Reproduce every one of the following items verbatim, line for line.

— start of Dataset content —

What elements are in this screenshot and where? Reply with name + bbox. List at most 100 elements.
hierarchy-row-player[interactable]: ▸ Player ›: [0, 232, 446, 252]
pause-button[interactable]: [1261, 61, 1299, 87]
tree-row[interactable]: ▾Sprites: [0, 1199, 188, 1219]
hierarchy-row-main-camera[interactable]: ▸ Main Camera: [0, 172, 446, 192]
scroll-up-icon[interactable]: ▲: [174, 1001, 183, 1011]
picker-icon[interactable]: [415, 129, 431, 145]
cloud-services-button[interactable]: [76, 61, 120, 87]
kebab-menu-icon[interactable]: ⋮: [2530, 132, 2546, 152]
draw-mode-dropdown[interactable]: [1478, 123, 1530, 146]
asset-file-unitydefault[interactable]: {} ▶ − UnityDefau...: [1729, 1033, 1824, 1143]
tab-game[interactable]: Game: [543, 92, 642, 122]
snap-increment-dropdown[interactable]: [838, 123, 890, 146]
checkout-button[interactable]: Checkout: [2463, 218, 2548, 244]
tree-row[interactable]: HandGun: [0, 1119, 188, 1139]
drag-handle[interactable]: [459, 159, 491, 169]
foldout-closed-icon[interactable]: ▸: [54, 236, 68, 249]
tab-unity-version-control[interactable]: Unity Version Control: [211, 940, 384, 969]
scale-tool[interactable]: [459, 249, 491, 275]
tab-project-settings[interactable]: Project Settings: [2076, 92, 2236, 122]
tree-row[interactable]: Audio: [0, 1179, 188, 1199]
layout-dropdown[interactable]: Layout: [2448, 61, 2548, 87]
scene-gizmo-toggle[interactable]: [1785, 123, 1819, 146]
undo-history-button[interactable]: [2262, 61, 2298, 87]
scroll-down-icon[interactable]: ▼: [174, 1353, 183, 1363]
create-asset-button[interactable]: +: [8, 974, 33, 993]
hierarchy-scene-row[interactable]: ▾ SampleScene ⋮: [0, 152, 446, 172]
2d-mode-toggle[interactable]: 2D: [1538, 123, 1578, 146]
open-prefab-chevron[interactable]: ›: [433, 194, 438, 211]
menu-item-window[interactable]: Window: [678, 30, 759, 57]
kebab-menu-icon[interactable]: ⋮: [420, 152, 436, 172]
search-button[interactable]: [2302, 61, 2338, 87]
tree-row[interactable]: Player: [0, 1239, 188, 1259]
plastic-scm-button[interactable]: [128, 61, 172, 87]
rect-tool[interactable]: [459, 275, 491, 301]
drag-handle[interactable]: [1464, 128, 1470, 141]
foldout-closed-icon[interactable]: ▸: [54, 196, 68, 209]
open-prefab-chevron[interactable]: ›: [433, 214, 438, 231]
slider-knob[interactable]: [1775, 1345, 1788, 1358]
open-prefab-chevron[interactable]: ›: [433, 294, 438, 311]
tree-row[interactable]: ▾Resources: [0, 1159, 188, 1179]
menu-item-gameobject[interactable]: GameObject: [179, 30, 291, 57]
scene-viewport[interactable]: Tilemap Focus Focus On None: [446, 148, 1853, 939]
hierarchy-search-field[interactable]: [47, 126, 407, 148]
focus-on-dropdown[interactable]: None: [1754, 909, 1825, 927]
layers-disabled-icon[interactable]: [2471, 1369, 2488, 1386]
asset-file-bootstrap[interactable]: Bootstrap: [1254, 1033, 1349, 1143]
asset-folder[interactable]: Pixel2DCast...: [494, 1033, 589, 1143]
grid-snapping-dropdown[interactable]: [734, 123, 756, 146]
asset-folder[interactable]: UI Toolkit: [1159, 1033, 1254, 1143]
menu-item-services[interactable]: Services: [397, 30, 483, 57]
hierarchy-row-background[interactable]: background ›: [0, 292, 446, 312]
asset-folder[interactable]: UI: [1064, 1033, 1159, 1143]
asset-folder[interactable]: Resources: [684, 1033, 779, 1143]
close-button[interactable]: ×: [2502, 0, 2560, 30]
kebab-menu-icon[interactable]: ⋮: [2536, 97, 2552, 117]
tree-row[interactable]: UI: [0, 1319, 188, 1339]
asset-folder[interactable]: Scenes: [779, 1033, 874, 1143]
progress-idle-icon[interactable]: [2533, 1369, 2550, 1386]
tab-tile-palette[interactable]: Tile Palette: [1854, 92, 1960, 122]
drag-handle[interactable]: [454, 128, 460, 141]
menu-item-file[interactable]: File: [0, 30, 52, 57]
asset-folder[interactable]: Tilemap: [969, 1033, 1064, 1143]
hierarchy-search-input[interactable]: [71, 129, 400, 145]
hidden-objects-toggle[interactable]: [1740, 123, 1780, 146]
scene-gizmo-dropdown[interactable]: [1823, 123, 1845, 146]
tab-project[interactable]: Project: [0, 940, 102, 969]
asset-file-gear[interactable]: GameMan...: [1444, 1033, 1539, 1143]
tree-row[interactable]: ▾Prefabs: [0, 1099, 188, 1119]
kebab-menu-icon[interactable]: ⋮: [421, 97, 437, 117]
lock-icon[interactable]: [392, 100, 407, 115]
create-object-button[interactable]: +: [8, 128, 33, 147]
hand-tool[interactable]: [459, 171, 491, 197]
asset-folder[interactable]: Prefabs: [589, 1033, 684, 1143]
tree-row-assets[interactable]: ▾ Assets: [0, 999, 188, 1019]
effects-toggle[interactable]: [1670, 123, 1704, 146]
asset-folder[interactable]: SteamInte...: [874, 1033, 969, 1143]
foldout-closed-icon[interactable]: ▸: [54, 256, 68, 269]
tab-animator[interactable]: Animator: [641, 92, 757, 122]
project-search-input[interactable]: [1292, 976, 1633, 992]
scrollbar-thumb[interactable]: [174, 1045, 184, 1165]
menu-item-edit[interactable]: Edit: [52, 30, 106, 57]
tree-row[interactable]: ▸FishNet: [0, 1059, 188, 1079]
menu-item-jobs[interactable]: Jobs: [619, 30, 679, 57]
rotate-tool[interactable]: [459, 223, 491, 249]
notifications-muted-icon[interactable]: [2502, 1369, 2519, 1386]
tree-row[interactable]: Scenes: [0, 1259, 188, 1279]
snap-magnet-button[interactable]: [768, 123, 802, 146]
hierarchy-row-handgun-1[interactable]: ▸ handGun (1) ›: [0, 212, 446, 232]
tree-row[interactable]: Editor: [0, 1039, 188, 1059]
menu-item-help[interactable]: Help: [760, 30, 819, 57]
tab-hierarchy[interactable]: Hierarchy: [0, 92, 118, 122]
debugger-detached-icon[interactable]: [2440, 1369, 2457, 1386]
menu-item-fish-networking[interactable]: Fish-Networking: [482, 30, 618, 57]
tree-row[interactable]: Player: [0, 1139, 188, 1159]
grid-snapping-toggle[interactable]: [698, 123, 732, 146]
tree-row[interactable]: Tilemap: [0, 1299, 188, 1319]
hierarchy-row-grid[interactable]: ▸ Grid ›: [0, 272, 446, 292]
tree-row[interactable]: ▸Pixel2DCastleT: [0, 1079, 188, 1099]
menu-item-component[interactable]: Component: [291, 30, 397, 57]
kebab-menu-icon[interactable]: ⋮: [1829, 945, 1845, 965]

— end of Dataset content —

→ Expected output:
What elements are in this screenshot and where? Reply with name + bbox. List at most 100 elements.
hierarchy-row-player[interactable]: ▸ Player ›: [0, 232, 446, 252]
pause-button[interactable]: [1261, 61, 1299, 87]
tree-row[interactable]: ▾Sprites: [0, 1199, 188, 1219]
hierarchy-row-main-camera[interactable]: ▸ Main Camera: [0, 172, 446, 192]
scroll-up-icon[interactable]: ▲: [174, 1001, 183, 1011]
picker-icon[interactable]: [415, 129, 431, 145]
cloud-services-button[interactable]: [76, 61, 120, 87]
kebab-menu-icon[interactable]: ⋮: [2530, 132, 2546, 152]
draw-mode-dropdown[interactable]: [1478, 123, 1530, 146]
asset-file-unitydefault[interactable]: {} ▶ − UnityDefau...: [1729, 1033, 1824, 1143]
tab-game[interactable]: Game: [543, 92, 642, 122]
snap-increment-dropdown[interactable]: [838, 123, 890, 146]
checkout-button[interactable]: Checkout: [2463, 218, 2548, 244]
tree-row[interactable]: HandGun: [0, 1119, 188, 1139]
drag-handle[interactable]: [459, 159, 491, 169]
foldout-closed-icon[interactable]: ▸: [54, 236, 68, 249]
tab-unity-version-control[interactable]: Unity Version Control: [211, 940, 384, 969]
scale-tool[interactable]: [459, 249, 491, 275]
tab-project-settings[interactable]: Project Settings: [2076, 92, 2236, 122]
tree-row[interactable]: Audio: [0, 1179, 188, 1199]
layout-dropdown[interactable]: Layout: [2448, 61, 2548, 87]
scene-gizmo-toggle[interactable]: [1785, 123, 1819, 146]
undo-history-button[interactable]: [2262, 61, 2298, 87]
scroll-down-icon[interactable]: ▼: [174, 1353, 183, 1363]
create-asset-button[interactable]: +: [8, 974, 33, 993]
hierarchy-scene-row[interactable]: ▾ SampleScene ⋮: [0, 152, 446, 172]
2d-mode-toggle[interactable]: 2D: [1538, 123, 1578, 146]
open-prefab-chevron[interactable]: ›: [433, 194, 438, 211]
menu-item-window[interactable]: Window: [678, 30, 759, 57]
kebab-menu-icon[interactable]: ⋮: [420, 152, 436, 172]
search-button[interactable]: [2302, 61, 2338, 87]
tree-row[interactable]: Player: [0, 1239, 188, 1259]
plastic-scm-button[interactable]: [128, 61, 172, 87]
rect-tool[interactable]: [459, 275, 491, 301]
drag-handle[interactable]: [1464, 128, 1470, 141]
foldout-closed-icon[interactable]: ▸: [54, 196, 68, 209]
open-prefab-chevron[interactable]: ›: [433, 214, 438, 231]
slider-knob[interactable]: [1775, 1345, 1788, 1358]
open-prefab-chevron[interactable]: ›: [433, 294, 438, 311]
tree-row[interactable]: ▾Resources: [0, 1159, 188, 1179]
menu-item-gameobject[interactable]: GameObject: [179, 30, 291, 57]
scene-viewport[interactable]: Tilemap Focus Focus On None: [446, 148, 1853, 939]
hierarchy-search-field[interactable]: [47, 126, 407, 148]
focus-on-dropdown[interactable]: None: [1754, 909, 1825, 927]
layers-disabled-icon[interactable]: [2471, 1369, 2488, 1386]
asset-file-bootstrap[interactable]: Bootstrap: [1254, 1033, 1349, 1143]
asset-folder[interactable]: Pixel2DCast...: [494, 1033, 589, 1143]
grid-snapping-dropdown[interactable]: [734, 123, 756, 146]
asset-folder[interactable]: UI Toolkit: [1159, 1033, 1254, 1143]
menu-item-services[interactable]: Services: [397, 30, 483, 57]
hierarchy-row-background[interactable]: background ›: [0, 292, 446, 312]
asset-folder[interactable]: UI: [1064, 1033, 1159, 1143]
asset-folder[interactable]: Resources: [684, 1033, 779, 1143]
close-button[interactable]: ×: [2502, 0, 2560, 30]
kebab-menu-icon[interactable]: ⋮: [2536, 97, 2552, 117]
tree-row[interactable]: UI: [0, 1319, 188, 1339]
asset-folder[interactable]: Scenes: [779, 1033, 874, 1143]
progress-idle-icon[interactable]: [2533, 1369, 2550, 1386]
tab-tile-palette[interactable]: Tile Palette: [1854, 92, 1960, 122]
drag-handle[interactable]: [454, 128, 460, 141]
menu-item-file[interactable]: File: [0, 30, 52, 57]
asset-folder[interactable]: Tilemap: [969, 1033, 1064, 1143]
hierarchy-search-input[interactable]: [71, 129, 400, 145]
hidden-objects-toggle[interactable]: [1740, 123, 1780, 146]
scene-gizmo-dropdown[interactable]: [1823, 123, 1845, 146]
tab-project[interactable]: Project: [0, 940, 102, 969]
asset-file-gear[interactable]: GameMan...: [1444, 1033, 1539, 1143]
tree-row[interactable]: ▾Prefabs: [0, 1099, 188, 1119]
kebab-menu-icon[interactable]: ⋮: [421, 97, 437, 117]
lock-icon[interactable]: [392, 100, 407, 115]
create-object-button[interactable]: +: [8, 128, 33, 147]
hand-tool[interactable]: [459, 171, 491, 197]
asset-folder[interactable]: Prefabs: [589, 1033, 684, 1143]
tree-row-assets[interactable]: ▾ Assets: [0, 999, 188, 1019]
effects-toggle[interactable]: [1670, 123, 1704, 146]
asset-folder[interactable]: SteamInte...: [874, 1033, 969, 1143]
foldout-closed-icon[interactable]: ▸: [54, 256, 68, 269]
tab-animator[interactable]: Animator: [641, 92, 757, 122]
project-search-input[interactable]: [1292, 976, 1633, 992]
scrollbar-thumb[interactable]: [174, 1045, 184, 1165]
menu-item-edit[interactable]: Edit: [52, 30, 106, 57]
tree-row[interactable]: ▸FishNet: [0, 1059, 188, 1079]
menu-item-jobs[interactable]: Jobs: [619, 30, 679, 57]
rotate-tool[interactable]: [459, 223, 491, 249]
notifications-muted-icon[interactable]: [2502, 1369, 2519, 1386]
tree-row[interactable]: Scenes: [0, 1259, 188, 1279]
snap-magnet-button[interactable]: [768, 123, 802, 146]
hierarchy-row-handgun-1[interactable]: ▸ handGun (1) ›: [0, 212, 446, 232]
tree-row[interactable]: Editor: [0, 1039, 188, 1059]
menu-item-help[interactable]: Help: [760, 30, 819, 57]
tab-hierarchy[interactable]: Hierarchy: [0, 92, 118, 122]
debugger-detached-icon[interactable]: [2440, 1369, 2457, 1386]
menu-item-fish-networking[interactable]: Fish-Networking: [482, 30, 618, 57]
tree-row[interactable]: Player: [0, 1139, 188, 1159]
grid-snapping-toggle[interactable]: [698, 123, 732, 146]
tree-row[interactable]: Tilemap: [0, 1299, 188, 1319]
hierarchy-row-grid[interactable]: ▸ Grid ›: [0, 272, 446, 292]
tree-row[interactable]: ▸Pixel2DCastleT: [0, 1079, 188, 1099]
menu-item-component[interactable]: Component: [291, 30, 397, 57]
kebab-menu-icon[interactable]: ⋮: [1829, 945, 1845, 965]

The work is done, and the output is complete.